**RECORDS TO PROCESS**:
((
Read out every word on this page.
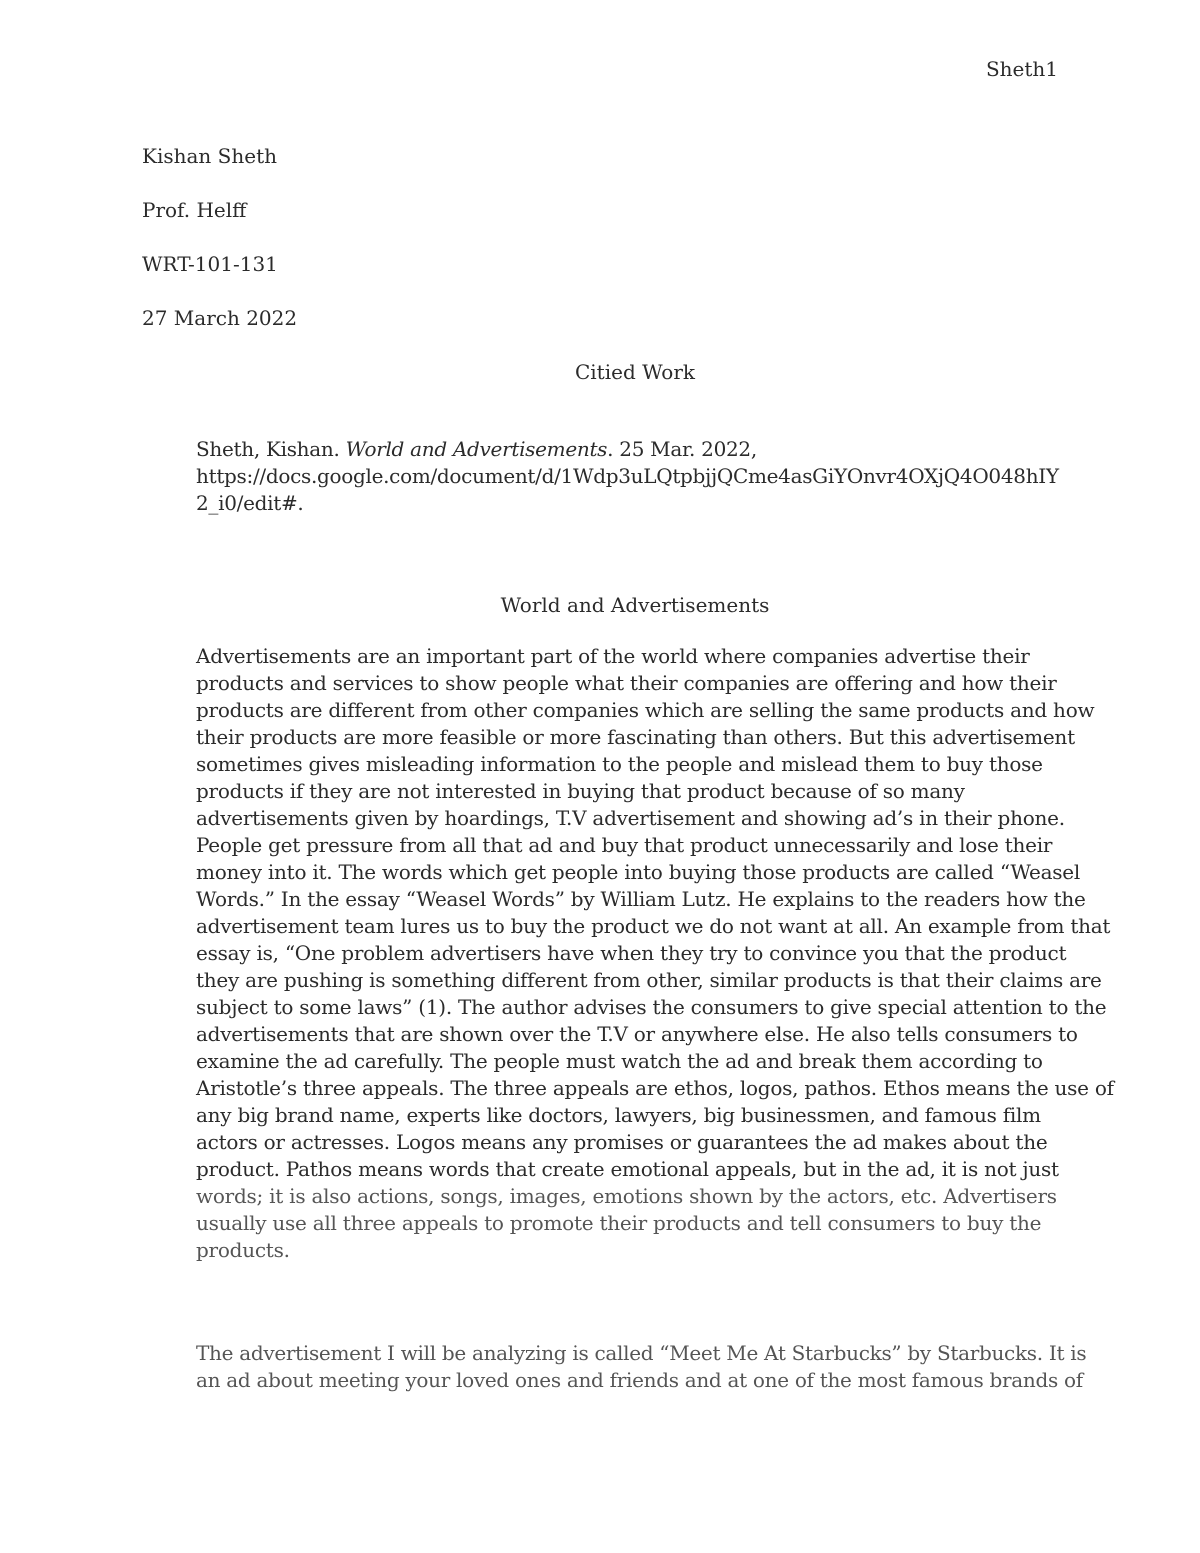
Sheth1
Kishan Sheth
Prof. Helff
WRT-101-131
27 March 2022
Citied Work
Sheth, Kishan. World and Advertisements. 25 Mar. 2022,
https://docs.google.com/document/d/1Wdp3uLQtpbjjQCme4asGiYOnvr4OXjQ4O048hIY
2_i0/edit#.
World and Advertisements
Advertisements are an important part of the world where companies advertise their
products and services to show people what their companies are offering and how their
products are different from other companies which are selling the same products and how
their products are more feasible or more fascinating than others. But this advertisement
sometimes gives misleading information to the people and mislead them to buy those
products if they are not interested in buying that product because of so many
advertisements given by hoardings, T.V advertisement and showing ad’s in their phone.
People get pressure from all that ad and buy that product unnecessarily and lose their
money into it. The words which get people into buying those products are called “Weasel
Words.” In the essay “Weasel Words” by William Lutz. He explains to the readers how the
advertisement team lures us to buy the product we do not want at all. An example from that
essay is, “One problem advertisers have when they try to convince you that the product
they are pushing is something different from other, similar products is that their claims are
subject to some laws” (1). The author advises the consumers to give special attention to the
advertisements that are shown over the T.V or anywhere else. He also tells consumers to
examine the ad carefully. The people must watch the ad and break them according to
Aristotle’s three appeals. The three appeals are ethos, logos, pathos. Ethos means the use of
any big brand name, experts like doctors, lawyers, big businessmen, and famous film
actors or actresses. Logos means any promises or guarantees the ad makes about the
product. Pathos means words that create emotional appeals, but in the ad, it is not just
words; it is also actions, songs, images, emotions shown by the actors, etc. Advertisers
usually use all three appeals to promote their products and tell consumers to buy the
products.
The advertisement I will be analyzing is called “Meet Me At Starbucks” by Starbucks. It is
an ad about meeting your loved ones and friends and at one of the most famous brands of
))
((
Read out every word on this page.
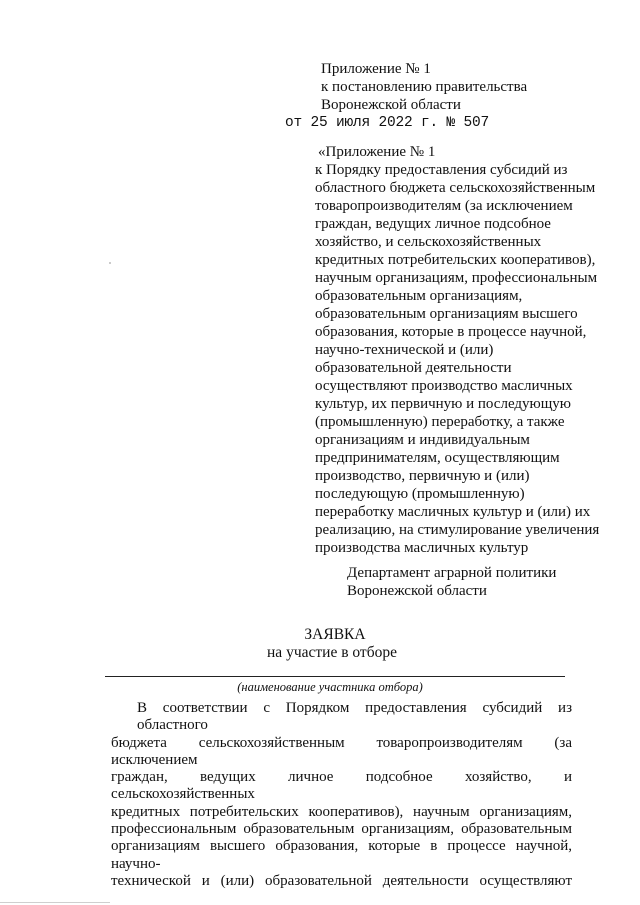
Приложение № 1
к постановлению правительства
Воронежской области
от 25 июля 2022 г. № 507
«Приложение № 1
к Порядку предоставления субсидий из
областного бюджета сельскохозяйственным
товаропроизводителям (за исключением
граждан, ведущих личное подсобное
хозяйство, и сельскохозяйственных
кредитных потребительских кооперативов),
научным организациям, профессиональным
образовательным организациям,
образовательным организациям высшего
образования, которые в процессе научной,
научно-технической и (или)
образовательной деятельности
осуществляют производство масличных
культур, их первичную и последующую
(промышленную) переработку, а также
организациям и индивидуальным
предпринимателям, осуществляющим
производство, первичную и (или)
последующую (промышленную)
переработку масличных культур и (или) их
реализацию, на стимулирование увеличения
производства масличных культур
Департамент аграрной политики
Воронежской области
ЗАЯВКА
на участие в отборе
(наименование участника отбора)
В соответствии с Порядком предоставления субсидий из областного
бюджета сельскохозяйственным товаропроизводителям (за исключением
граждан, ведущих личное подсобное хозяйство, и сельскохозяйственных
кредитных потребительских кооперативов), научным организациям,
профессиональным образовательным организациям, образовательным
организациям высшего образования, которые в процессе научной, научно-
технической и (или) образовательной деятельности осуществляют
))
((
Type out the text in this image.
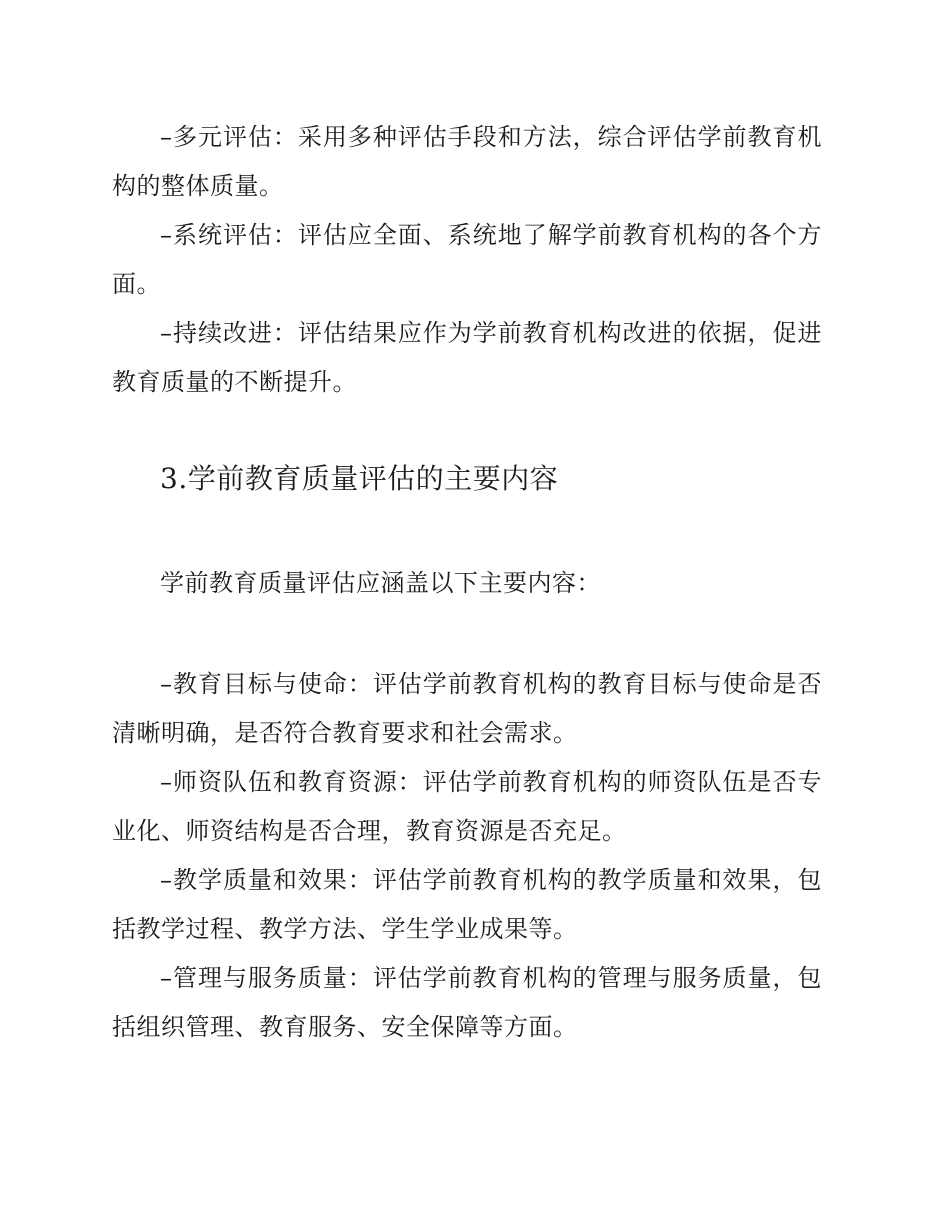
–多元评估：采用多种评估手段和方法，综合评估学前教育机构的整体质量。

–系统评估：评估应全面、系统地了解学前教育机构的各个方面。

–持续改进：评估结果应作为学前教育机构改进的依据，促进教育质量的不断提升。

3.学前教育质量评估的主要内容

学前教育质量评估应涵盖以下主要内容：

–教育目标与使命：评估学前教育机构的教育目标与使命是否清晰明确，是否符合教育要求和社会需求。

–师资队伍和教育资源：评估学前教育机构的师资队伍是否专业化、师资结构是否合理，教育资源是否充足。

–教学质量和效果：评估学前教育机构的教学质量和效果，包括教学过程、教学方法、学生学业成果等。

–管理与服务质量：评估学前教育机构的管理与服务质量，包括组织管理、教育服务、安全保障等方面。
))
Give the number of lines in the material above that have the word "высшего" in them, and nothing more.

**RESULT**: 2